#### REQUIREMENT:
Please print all of the material below, word for word.
--- DATA EXCERPTS ---
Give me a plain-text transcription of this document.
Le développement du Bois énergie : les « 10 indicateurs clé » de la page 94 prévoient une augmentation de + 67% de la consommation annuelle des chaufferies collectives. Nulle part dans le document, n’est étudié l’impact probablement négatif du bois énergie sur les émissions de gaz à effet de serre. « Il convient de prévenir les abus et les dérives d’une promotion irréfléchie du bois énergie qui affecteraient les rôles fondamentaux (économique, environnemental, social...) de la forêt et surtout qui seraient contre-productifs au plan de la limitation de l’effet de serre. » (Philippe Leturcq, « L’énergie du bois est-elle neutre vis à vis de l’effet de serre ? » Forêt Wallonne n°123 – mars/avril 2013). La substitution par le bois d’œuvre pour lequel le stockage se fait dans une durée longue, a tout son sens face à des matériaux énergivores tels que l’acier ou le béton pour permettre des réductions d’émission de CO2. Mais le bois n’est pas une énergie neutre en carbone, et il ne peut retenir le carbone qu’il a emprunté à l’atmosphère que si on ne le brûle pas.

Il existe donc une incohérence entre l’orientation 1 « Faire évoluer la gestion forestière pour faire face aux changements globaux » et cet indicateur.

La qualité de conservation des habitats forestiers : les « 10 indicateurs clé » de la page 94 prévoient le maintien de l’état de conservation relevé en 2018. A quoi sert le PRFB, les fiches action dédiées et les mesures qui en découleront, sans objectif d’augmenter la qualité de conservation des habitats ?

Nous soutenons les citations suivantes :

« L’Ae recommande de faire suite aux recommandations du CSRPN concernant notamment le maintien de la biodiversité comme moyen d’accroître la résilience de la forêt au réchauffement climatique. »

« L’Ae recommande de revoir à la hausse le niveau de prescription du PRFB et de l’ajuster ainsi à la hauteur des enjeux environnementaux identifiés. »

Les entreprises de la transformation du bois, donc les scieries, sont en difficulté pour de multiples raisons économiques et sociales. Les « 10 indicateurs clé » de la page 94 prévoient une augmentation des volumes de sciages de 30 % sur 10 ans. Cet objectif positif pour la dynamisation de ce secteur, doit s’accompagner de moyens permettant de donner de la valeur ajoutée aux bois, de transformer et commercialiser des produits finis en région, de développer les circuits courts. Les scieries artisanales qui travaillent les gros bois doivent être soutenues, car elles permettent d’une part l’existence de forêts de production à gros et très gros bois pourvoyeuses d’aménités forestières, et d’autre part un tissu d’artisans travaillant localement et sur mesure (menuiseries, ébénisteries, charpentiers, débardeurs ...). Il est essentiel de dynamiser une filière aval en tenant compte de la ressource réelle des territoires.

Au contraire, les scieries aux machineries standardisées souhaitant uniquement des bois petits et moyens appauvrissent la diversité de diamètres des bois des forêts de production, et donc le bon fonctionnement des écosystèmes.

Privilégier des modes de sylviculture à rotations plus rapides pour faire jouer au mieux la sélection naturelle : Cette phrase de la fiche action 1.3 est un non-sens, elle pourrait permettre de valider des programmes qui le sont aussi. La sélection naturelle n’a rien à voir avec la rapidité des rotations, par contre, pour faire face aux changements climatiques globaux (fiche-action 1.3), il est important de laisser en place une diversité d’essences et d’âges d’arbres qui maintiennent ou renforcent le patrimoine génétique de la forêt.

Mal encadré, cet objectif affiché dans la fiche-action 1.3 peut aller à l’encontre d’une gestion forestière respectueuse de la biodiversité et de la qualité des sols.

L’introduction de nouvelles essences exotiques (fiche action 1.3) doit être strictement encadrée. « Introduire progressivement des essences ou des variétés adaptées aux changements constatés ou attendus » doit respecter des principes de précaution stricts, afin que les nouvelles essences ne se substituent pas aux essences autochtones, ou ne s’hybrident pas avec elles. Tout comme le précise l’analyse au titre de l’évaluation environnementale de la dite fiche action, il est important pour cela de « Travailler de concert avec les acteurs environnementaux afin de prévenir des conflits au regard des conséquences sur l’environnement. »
---
#### ANSWER:
Give me a plain-text transcription of this document.
Le développement du Bois énergie : les « 10 indicateurs clé » de la page 94 prévoient une augmentation de + 67% de la consommation annuelle des chaufferies collectives. Nulle part dans le document, n’est étudié l’impact probablement négatif du bois énergie sur les émissions de gaz à effet de serre. « Il convient de prévenir les abus et les dérives d’une promotion irréfléchie du bois énergie qui affecteraient les rôles fondamentaux (économique, environnemental, social...) de la forêt et surtout qui seraient contre-productifs au plan de la limitation de l’effet de serre. » (Philippe Leturcq, « L’énergie du bois est-elle neutre vis à vis de l’effet de serre ? » Forêt Wallonne n°123 – mars/avril 2013). La substitution par le bois d’œuvre pour lequel le stockage se fait dans une durée longue, a tout son sens face à des matériaux énergivores tels que l’acier ou le béton pour permettre des réductions d’émission de CO2. Mais le bois n’est pas une énergie neutre en carbone, et il ne peut retenir le carbone qu’il a emprunté à l’atmosphère que si on ne le brûle pas.

Il existe donc une incohérence entre l’orientation 1 « Faire évoluer la gestion forestière pour faire face aux changements globaux » et cet indicateur.

La qualité de conservation des habitats forestiers : les « 10 indicateurs clé » de la page 94 prévoient le maintien de l’état de conservation relevé en 2018. A quoi sert le PRFB, les fiches action dédiées et les mesures qui en découleront, sans objectif d’augmenter la qualité de conservation des habitats ?

Nous soutenons les citations suivantes :

« L’Ae recommande de faire suite aux recommandations du CSRPN concernant notamment le maintien de la biodiversité comme moyen d’accroître la résilience de la forêt au réchauffement climatique. »

« L’Ae recommande de revoir à la hausse le niveau de prescription du PRFB et de l’ajuster ainsi à la hauteur des enjeux environnementaux identifiés. »

Les entreprises de la transformation du bois, donc les scieries, sont en difficulté pour de multiples raisons économiques et sociales. Les « 10 indicateurs clé » de la page 94 prévoient une augmentation des volumes de sciages de 30 % sur 10 ans. Cet objectif positif pour la dynamisation de ce secteur, doit s’accompagner de moyens permettant de donner de la valeur ajoutée aux bois, de transformer et commercialiser des produits finis en région, de développer les circuits courts. Les scieries artisanales qui travaillent les gros bois doivent être soutenues, car elles permettent d’une part l’existence de forêts de production à gros et très gros bois pourvoyeuses d’aménités forestières, et d’autre part un tissu d’artisans travaillant localement et sur mesure (menuiseries, ébénisteries, charpentiers, débardeurs ...). Il est essentiel de dynamiser une filière aval en tenant compte de la ressource réelle des territoires.

Au contraire, les scieries aux machineries standardisées souhaitant uniquement des bois petits et moyens appauvrissent la diversité de diamètres des bois des forêts de production, et donc le bon fonctionnement des écosystèmes.

Privilégier des modes de sylviculture à rotations plus rapides pour faire jouer au mieux la sélection naturelle : Cette phrase de la fiche action 1.3 est un non-sens, elle pourrait permettre de valider des programmes qui le sont aussi. La sélection naturelle n’a rien à voir avec la rapidité des rotations, par contre, pour faire face aux changements climatiques globaux (fiche-action 1.3), il est important de laisser en place une diversité d’essences et d’âges d’arbres qui maintiennent ou renforcent le patrimoine génétique de la forêt.

Mal encadré, cet objectif affiché dans la fiche-action 1.3 peut aller à l’encontre d’une gestion forestière respectueuse de la biodiversité et de la qualité des sols.

L’introduction de nouvelles essences exotiques (fiche action 1.3) doit être strictement encadrée. « Introduire progressivement des essences ou des variétés adaptées aux changements constatés ou attendus » doit respecter des principes de précaution stricts, afin que les nouvelles essences ne se substituent pas aux essences autochtones, ou ne s’hybrident pas avec elles. Tout comme le précise l’analyse au titre de l’évaluation environnementale de la dite fiche action, il est important pour cela de « Travailler de concert avec les acteurs environnementaux afin de prévenir des conflits au regard des conséquences sur l’environnement. »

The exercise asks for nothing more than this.